## RECORDS SHOWN

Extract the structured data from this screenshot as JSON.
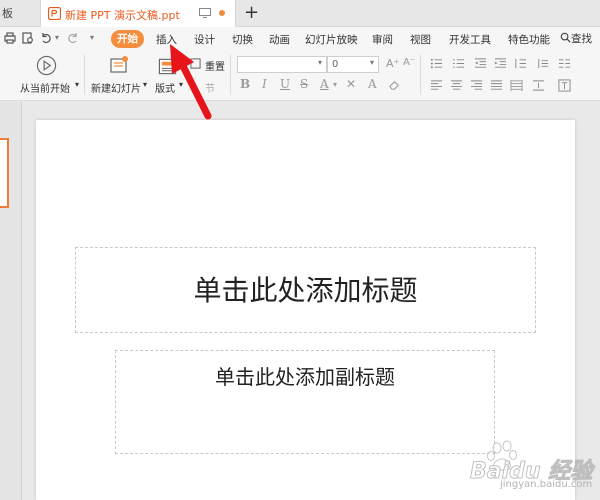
{
  "tabs": {
    "prev_label": "板",
    "active_title": "新建 PPT 演示文稿.ppt",
    "add_label": "+"
  },
  "menu": {
    "start": "开始",
    "items": [
      "插入",
      "设计",
      "切换",
      "动画",
      "幻灯片放映",
      "审阅",
      "视图",
      "开发工具",
      "特色功能"
    ],
    "search": "查找"
  },
  "ribbon": {
    "play_from_current": "从当前开始",
    "new_slide": "新建幻灯片",
    "layout": "版式",
    "reset": "重置",
    "section": "节",
    "font_size": "0",
    "format_buttons": [
      "B",
      "I",
      "U",
      "S",
      "X²",
      "X₂",
      "A",
      "A",
      "✕"
    ]
  },
  "slide": {
    "title_placeholder": "单击此处添加标题",
    "subtitle_placeholder": "单击此处添加副标题"
  },
  "watermark": {
    "text": "Baidu 经验",
    "sub": "jingyan.baidu.com"
  },
  "colors": {
    "accent": "#f58d3f",
    "arrow": "#e8141b"
  }
}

## WHAT IS ASKED
All of the lines above should be retyped precisely, apart from the pictures.

## FINISHED TASK
Extract the structured data from this screenshot as JSON.
{
  "tabs": {
    "prev_label": "板",
    "active_title": "新建 PPT 演示文稿.ppt",
    "add_label": "+"
  },
  "menu": {
    "start": "开始",
    "items": [
      "插入",
      "设计",
      "切换",
      "动画",
      "幻灯片放映",
      "审阅",
      "视图",
      "开发工具",
      "特色功能"
    ],
    "search": "查找"
  },
  "ribbon": {
    "play_from_current": "从当前开始",
    "new_slide": "新建幻灯片",
    "layout": "版式",
    "reset": "重置",
    "section": "节",
    "font_size": "0",
    "format_buttons": [
      "B",
      "I",
      "U",
      "S",
      "X²",
      "X₂",
      "A",
      "A",
      "✕"
    ]
  },
  "slide": {
    "title_placeholder": "单击此处添加标题",
    "subtitle_placeholder": "单击此处添加副标题"
  },
  "watermark": {
    "text": "Baidu 经验",
    "sub": "jingyan.baidu.com"
  },
  "colors": {
    "accent": "#f58d3f",
    "arrow": "#e8141b"
  }
}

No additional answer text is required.